» **Exercise aim**:
Each line containing the word "развитие" must be reported.

» **Input records**:
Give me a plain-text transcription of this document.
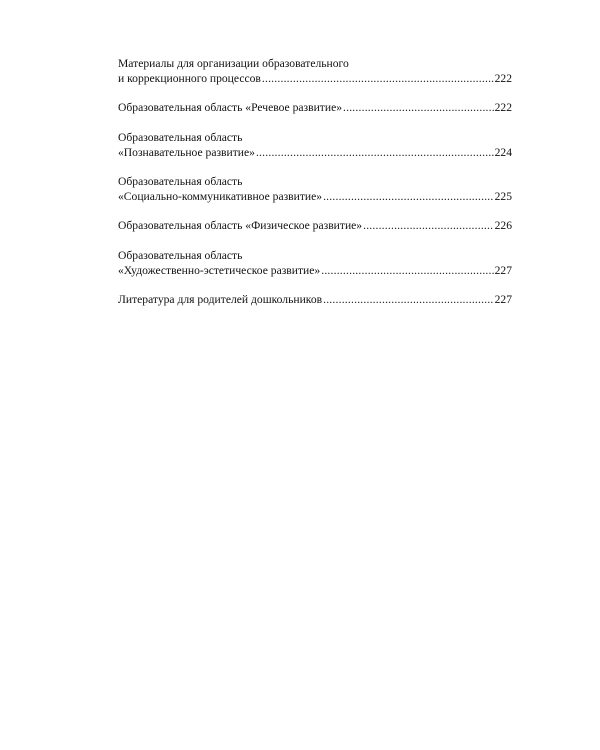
Материалы для организации образовательного
и коррекционного процессов .....	222
Образовательная область «Речевое развитие» .....	222
Образовательная область
«Познавательное развитие» .....	224
Образовательная область
«Социально-коммуникативное развитие» .....	225
Образовательная область «Физическое развитие» .....	226
Образовательная область
«Художественно-эстетическое развитие» .....	227
Литература для родителей дошкольников .....	227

» **Correct output**:
Образовательная область «Речевое развитие» .....	222
«Познавательное развитие» .....	224
«Социально-коммуникативное развитие» .....	225
Образовательная область «Физическое развитие» .....	226
«Художественно-эстетическое развитие» .....	227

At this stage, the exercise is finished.